• _DIRECTIONS_:
Copy the material word for word, from its first line down to and including the line that contains "273, 371, 329]".

• _MATERIAL SUPPLIED_:
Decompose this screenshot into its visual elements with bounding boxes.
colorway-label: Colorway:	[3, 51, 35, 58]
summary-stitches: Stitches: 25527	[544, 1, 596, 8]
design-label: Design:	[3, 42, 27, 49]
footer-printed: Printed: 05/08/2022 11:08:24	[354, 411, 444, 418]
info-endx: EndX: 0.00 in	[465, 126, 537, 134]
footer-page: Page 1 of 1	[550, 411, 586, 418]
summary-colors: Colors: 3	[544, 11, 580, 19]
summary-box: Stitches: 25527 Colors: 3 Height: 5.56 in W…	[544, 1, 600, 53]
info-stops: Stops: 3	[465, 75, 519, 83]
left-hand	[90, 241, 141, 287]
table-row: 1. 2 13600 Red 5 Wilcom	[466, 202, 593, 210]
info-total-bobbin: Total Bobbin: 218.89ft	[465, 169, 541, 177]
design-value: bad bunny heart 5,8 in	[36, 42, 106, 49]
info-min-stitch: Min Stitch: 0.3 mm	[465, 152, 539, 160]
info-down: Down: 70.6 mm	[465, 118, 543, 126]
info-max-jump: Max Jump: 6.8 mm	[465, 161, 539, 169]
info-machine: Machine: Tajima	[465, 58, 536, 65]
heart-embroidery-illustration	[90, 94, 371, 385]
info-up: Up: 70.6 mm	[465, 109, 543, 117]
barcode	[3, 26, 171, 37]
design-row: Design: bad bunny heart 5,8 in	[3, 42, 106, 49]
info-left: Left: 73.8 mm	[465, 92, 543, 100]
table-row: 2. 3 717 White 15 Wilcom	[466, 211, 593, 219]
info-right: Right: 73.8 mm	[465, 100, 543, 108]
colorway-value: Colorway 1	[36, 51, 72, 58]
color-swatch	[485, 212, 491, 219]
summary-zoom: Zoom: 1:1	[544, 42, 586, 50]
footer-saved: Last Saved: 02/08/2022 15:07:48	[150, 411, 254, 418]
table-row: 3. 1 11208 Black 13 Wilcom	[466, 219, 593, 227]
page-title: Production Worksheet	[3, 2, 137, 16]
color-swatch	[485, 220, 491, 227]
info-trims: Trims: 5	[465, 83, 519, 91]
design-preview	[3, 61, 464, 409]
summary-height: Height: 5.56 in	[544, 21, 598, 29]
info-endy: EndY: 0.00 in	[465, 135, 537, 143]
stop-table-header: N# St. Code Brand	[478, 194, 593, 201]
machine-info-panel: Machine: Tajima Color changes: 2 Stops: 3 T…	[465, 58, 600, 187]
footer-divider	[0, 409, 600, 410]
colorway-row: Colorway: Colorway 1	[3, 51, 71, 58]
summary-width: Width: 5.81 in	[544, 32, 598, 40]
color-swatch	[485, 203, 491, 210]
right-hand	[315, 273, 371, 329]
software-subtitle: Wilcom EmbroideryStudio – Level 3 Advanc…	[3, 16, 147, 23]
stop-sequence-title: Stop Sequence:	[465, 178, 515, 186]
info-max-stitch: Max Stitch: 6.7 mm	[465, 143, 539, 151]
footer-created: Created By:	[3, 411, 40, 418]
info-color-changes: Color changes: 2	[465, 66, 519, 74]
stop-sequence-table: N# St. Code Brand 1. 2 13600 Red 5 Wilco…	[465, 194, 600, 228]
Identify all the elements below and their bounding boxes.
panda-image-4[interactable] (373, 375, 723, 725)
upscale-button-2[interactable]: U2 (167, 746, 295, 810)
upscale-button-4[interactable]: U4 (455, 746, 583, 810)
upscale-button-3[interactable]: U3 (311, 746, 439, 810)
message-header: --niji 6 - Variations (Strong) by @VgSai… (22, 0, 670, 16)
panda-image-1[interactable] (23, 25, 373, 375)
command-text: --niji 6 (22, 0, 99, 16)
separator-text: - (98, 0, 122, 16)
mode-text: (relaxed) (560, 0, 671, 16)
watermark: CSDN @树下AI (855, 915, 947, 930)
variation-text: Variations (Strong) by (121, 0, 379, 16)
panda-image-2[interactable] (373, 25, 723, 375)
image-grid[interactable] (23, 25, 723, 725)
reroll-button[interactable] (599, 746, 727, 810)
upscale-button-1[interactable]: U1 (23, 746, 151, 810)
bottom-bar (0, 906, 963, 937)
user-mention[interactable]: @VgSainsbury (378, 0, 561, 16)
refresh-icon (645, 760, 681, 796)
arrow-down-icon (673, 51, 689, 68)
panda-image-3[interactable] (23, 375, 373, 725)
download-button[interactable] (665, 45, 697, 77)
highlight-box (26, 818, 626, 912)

• _FULL SOLUTION_:
Decompose this screenshot into its visual elements with bounding boxes.
colorway-label: Colorway:	[3, 51, 35, 58]
summary-stitches: Stitches: 25527	[544, 1, 596, 8]
design-label: Design:	[3, 42, 27, 49]
footer-printed: Printed: 05/08/2022 11:08:24	[354, 411, 444, 418]
info-endx: EndX: 0.00 in	[465, 126, 537, 134]
footer-page: Page 1 of 1	[550, 411, 586, 418]
summary-colors: Colors: 3	[544, 11, 580, 19]
summary-box: Stitches: 25527 Colors: 3 Height: 5.56 in W…	[544, 1, 600, 53]
info-stops: Stops: 3	[465, 75, 519, 83]
left-hand	[90, 241, 141, 287]
table-row: 1. 2 13600 Red 5 Wilcom	[466, 202, 593, 210]
info-total-bobbin: Total Bobbin: 218.89ft	[465, 169, 541, 177]
design-value: bad bunny heart 5,8 in	[36, 42, 106, 49]
info-min-stitch: Min Stitch: 0.3 mm	[465, 152, 539, 160]
info-down: Down: 70.6 mm	[465, 118, 543, 126]
info-max-jump: Max Jump: 6.8 mm	[465, 161, 539, 169]
info-machine: Machine: Tajima	[465, 58, 536, 65]
heart-embroidery-illustration	[90, 94, 371, 385]
info-up: Up: 70.6 mm	[465, 109, 543, 117]
barcode	[3, 26, 171, 37]
design-row: Design: bad bunny heart 5,8 in	[3, 42, 106, 49]
info-left: Left: 73.8 mm	[465, 92, 543, 100]
table-row: 2. 3 717 White 15 Wilcom	[466, 211, 593, 219]
info-right: Right: 73.8 mm	[465, 100, 543, 108]
colorway-value: Colorway 1	[36, 51, 72, 58]
color-swatch	[485, 212, 491, 219]
summary-zoom: Zoom: 1:1	[544, 42, 586, 50]
footer-saved: Last Saved: 02/08/2022 15:07:48	[150, 411, 254, 418]
table-row: 3. 1 11208 Black 13 Wilcom	[466, 219, 593, 227]
page-title: Production Worksheet	[3, 2, 137, 16]
color-swatch	[485, 220, 491, 227]
info-trims: Trims: 5	[465, 83, 519, 91]
design-preview	[3, 61, 464, 409]
summary-height: Height: 5.56 in	[544, 21, 598, 29]
info-endy: EndY: 0.00 in	[465, 135, 537, 143]
stop-table-header: N# St. Code Brand	[478, 194, 593, 201]
machine-info-panel: Machine: Tajima Color changes: 2 Stops: 3 T…	[465, 58, 600, 187]
footer-divider	[0, 409, 600, 410]
colorway-row: Colorway: Colorway 1	[3, 51, 71, 58]
summary-width: Width: 5.81 in	[544, 32, 598, 40]
color-swatch	[485, 203, 491, 210]
right-hand	[315, 273, 371, 329]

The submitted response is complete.